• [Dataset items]
┌────────

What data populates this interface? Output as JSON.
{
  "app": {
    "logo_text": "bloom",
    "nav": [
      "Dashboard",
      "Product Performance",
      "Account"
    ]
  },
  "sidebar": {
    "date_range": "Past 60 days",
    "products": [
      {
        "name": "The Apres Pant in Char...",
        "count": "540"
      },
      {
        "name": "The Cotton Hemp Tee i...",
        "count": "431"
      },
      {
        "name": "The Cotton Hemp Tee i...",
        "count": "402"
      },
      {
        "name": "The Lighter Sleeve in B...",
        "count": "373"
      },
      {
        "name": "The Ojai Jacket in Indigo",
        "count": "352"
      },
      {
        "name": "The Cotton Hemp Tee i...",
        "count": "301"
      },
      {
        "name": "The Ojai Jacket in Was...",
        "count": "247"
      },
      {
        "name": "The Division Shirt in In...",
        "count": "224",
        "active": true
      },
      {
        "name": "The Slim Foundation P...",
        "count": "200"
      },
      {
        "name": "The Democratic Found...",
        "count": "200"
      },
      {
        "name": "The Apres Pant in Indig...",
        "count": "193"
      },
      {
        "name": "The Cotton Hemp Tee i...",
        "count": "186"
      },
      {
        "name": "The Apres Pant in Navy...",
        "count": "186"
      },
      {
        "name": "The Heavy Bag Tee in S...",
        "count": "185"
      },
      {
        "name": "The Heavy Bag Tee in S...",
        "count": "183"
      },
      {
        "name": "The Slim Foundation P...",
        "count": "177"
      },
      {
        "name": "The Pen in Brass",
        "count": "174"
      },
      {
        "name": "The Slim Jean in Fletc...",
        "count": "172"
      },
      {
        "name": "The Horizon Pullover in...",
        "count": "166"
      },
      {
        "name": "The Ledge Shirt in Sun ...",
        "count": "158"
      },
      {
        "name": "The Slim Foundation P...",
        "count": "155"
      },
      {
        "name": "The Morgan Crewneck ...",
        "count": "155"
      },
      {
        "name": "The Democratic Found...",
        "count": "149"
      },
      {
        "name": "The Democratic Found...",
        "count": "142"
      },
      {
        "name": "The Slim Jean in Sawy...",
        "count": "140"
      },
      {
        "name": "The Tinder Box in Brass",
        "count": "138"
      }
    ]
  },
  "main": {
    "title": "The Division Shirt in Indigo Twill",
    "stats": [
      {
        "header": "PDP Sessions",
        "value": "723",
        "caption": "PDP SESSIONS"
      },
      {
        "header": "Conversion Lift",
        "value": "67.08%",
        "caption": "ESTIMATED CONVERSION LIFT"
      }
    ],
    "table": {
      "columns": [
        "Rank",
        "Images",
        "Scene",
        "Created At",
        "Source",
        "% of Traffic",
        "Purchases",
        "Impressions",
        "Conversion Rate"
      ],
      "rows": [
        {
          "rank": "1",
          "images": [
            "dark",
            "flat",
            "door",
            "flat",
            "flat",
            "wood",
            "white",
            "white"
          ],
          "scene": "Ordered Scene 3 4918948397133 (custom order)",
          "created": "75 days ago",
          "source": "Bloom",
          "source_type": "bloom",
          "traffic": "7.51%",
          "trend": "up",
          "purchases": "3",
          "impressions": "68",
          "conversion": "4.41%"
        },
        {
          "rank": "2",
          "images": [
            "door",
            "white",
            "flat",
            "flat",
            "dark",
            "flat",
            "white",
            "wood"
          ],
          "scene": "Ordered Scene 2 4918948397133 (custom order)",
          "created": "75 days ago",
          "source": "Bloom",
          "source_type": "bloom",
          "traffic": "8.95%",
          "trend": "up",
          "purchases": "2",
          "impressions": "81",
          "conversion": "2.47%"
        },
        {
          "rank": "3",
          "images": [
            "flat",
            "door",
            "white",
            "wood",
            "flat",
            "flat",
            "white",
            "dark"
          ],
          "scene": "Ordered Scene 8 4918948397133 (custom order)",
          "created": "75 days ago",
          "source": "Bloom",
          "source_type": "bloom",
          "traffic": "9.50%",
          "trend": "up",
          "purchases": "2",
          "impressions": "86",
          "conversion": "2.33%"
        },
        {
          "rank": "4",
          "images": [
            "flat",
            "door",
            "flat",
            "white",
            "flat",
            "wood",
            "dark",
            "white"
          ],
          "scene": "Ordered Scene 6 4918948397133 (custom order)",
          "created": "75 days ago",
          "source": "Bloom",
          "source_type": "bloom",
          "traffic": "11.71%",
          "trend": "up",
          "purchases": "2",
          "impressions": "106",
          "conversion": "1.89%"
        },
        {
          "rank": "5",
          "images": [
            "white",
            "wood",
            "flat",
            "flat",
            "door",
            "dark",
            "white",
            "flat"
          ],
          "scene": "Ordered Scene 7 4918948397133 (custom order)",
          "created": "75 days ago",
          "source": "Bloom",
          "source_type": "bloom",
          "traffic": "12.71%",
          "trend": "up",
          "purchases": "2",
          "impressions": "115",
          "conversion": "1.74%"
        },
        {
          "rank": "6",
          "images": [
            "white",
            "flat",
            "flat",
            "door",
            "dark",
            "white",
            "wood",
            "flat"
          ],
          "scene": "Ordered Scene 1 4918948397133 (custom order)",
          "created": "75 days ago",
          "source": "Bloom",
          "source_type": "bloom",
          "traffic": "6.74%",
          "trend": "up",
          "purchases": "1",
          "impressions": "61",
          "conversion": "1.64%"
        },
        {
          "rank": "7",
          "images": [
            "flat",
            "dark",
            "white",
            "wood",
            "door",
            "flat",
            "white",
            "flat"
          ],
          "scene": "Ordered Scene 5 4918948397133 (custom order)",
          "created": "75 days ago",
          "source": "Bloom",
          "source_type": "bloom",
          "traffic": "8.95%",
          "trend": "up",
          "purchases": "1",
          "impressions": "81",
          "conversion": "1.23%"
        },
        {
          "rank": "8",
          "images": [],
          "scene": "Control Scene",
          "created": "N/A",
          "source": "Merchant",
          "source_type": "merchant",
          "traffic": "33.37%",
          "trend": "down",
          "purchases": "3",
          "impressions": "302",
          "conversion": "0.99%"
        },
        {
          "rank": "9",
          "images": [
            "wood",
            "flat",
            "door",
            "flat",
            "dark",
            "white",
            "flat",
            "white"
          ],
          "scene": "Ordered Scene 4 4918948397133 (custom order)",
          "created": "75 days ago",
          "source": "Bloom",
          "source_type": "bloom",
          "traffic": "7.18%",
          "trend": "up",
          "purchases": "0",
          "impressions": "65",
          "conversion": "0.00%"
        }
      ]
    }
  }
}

└────────

• [Work to do]
Return all of the data word for word.

• [Task response]
What data populates this interface? Output as JSON.
{
  "app": {
    "logo_text": "bloom",
    "nav": [
      "Dashboard",
      "Product Performance",
      "Account"
    ]
  },
  "sidebar": {
    "date_range": "Past 60 days",
    "products": [
      {
        "name": "The Apres Pant in Char...",
        "count": "540"
      },
      {
        "name": "The Cotton Hemp Tee i...",
        "count": "431"
      },
      {
        "name": "The Cotton Hemp Tee i...",
        "count": "402"
      },
      {
        "name": "The Lighter Sleeve in B...",
        "count": "373"
      },
      {
        "name": "The Ojai Jacket in Indigo",
        "count": "352"
      },
      {
        "name": "The Cotton Hemp Tee i...",
        "count": "301"
      },
      {
        "name": "The Ojai Jacket in Was...",
        "count": "247"
      },
      {
        "name": "The Division Shirt in In...",
        "count": "224",
        "active": true
      },
      {
        "name": "The Slim Foundation P...",
        "count": "200"
      },
      {
        "name": "The Democratic Found...",
        "count": "200"
      },
      {
        "name": "The Apres Pant in Indig...",
        "count": "193"
      },
      {
        "name": "The Cotton Hemp Tee i...",
        "count": "186"
      },
      {
        "name": "The Apres Pant in Navy...",
        "count": "186"
      },
      {
        "name": "The Heavy Bag Tee in S...",
        "count": "185"
      },
      {
        "name": "The Heavy Bag Tee in S...",
        "count": "183"
      },
      {
        "name": "The Slim Foundation P...",
        "count": "177"
      },
      {
        "name": "The Pen in Brass",
        "count": "174"
      },
      {
        "name": "The Slim Jean in Fletc...",
        "count": "172"
      },
      {
        "name": "The Horizon Pullover in...",
        "count": "166"
      },
      {
        "name": "The Ledge Shirt in Sun ...",
        "count": "158"
      },
      {
        "name": "The Slim Foundation P...",
        "count": "155"
      },
      {
        "name": "The Morgan Crewneck ...",
        "count": "155"
      },
      {
        "name": "The Democratic Found...",
        "count": "149"
      },
      {
        "name": "The Democratic Found...",
        "count": "142"
      },
      {
        "name": "The Slim Jean in Sawy...",
        "count": "140"
      },
      {
        "name": "The Tinder Box in Brass",
        "count": "138"
      }
    ]
  },
  "main": {
    "title": "The Division Shirt in Indigo Twill",
    "stats": [
      {
        "header": "PDP Sessions",
        "value": "723",
        "caption": "PDP SESSIONS"
      },
      {
        "header": "Conversion Lift",
        "value": "67.08%",
        "caption": "ESTIMATED CONVERSION LIFT"
      }
    ],
    "table": {
      "columns": [
        "Rank",
        "Images",
        "Scene",
        "Created At",
        "Source",
        "% of Traffic",
        "Purchases",
        "Impressions",
        "Conversion Rate"
      ],
      "rows": [
        {
          "rank": "1",
          "images": [
            "dark",
            "flat",
            "door",
            "flat",
            "flat",
            "wood",
            "white",
            "white"
          ],
          "scene": "Ordered Scene 3 4918948397133 (custom order)",
          "created": "75 days ago",
          "source": "Bloom",
          "source_type": "bloom",
          "traffic": "7.51%",
          "trend": "up",
          "purchases": "3",
          "impressions": "68",
          "conversion": "4.41%"
        },
        {
          "rank": "2",
          "images": [
            "door",
            "white",
            "flat",
            "flat",
            "dark",
            "flat",
            "white",
            "wood"
          ],
          "scene": "Ordered Scene 2 4918948397133 (custom order)",
          "created": "75 days ago",
          "source": "Bloom",
          "source_type": "bloom",
          "traffic": "8.95%",
          "trend": "up",
          "purchases": "2",
          "impressions": "81",
          "conversion": "2.47%"
        },
        {
          "rank": "3",
          "images": [
            "flat",
            "door",
            "white",
            "wood",
            "flat",
            "flat",
            "white",
            "dark"
          ],
          "scene": "Ordered Scene 8 4918948397133 (custom order)",
          "created": "75 days ago",
          "source": "Bloom",
          "source_type": "bloom",
          "traffic": "9.50%",
          "trend": "up",
          "purchases": "2",
          "impressions": "86",
          "conversion": "2.33%"
        },
        {
          "rank": "4",
          "images": [
            "flat",
            "door",
            "flat",
            "white",
            "flat",
            "wood",
            "dark",
            "white"
          ],
          "scene": "Ordered Scene 6 4918948397133 (custom order)",
          "created": "75 days ago",
          "source": "Bloom",
          "source_type": "bloom",
          "traffic": "11.71%",
          "trend": "up",
          "purchases": "2",
          "impressions": "106",
          "conversion": "1.89%"
        },
        {
          "rank": "5",
          "images": [
            "white",
            "wood",
            "flat",
            "flat",
            "door",
            "dark",
            "white",
            "flat"
          ],
          "scene": "Ordered Scene 7 4918948397133 (custom order)",
          "created": "75 days ago",
          "source": "Bloom",
          "source_type": "bloom",
          "traffic": "12.71%",
          "trend": "up",
          "purchases": "2",
          "impressions": "115",
          "conversion": "1.74%"
        },
        {
          "rank": "6",
          "images": [
            "white",
            "flat",
            "flat",
            "door",
            "dark",
            "white",
            "wood",
            "flat"
          ],
          "scene": "Ordered Scene 1 4918948397133 (custom order)",
          "created": "75 days ago",
          "source": "Bloom",
          "source_type": "bloom",
          "traffic": "6.74%",
          "trend": "up",
          "purchases": "1",
          "impressions": "61",
          "conversion": "1.64%"
        },
        {
          "rank": "7",
          "images": [
            "flat",
            "dark",
            "white",
            "wood",
            "door",
            "flat",
            "white",
            "flat"
          ],
          "scene": "Ordered Scene 5 4918948397133 (custom order)",
          "created": "75 days ago",
          "source": "Bloom",
          "source_type": "bloom",
          "traffic": "8.95%",
          "trend": "up",
          "purchases": "1",
          "impressions": "81",
          "conversion": "1.23%"
        },
        {
          "rank": "8",
          "images": [],
          "scene": "Control Scene",
          "created": "N/A",
          "source": "Merchant",
          "source_type": "merchant",
          "traffic": "33.37%",
          "trend": "down",
          "purchases": "3",
          "impressions": "302",
          "conversion": "0.99%"
        },
        {
          "rank": "9",
          "images": [
            "wood",
            "flat",
            "door",
            "flat",
            "dark",
            "white",
            "flat",
            "white"
          ],
          "scene": "Ordered Scene 4 4918948397133 (custom order)",
          "created": "75 days ago",
          "source": "Bloom",
          "source_type": "bloom",
          "traffic": "7.18%",
          "trend": "up",
          "purchases": "0",
          "impressions": "65",
          "conversion": "0.00%"
        }
      ]
    }
  }
}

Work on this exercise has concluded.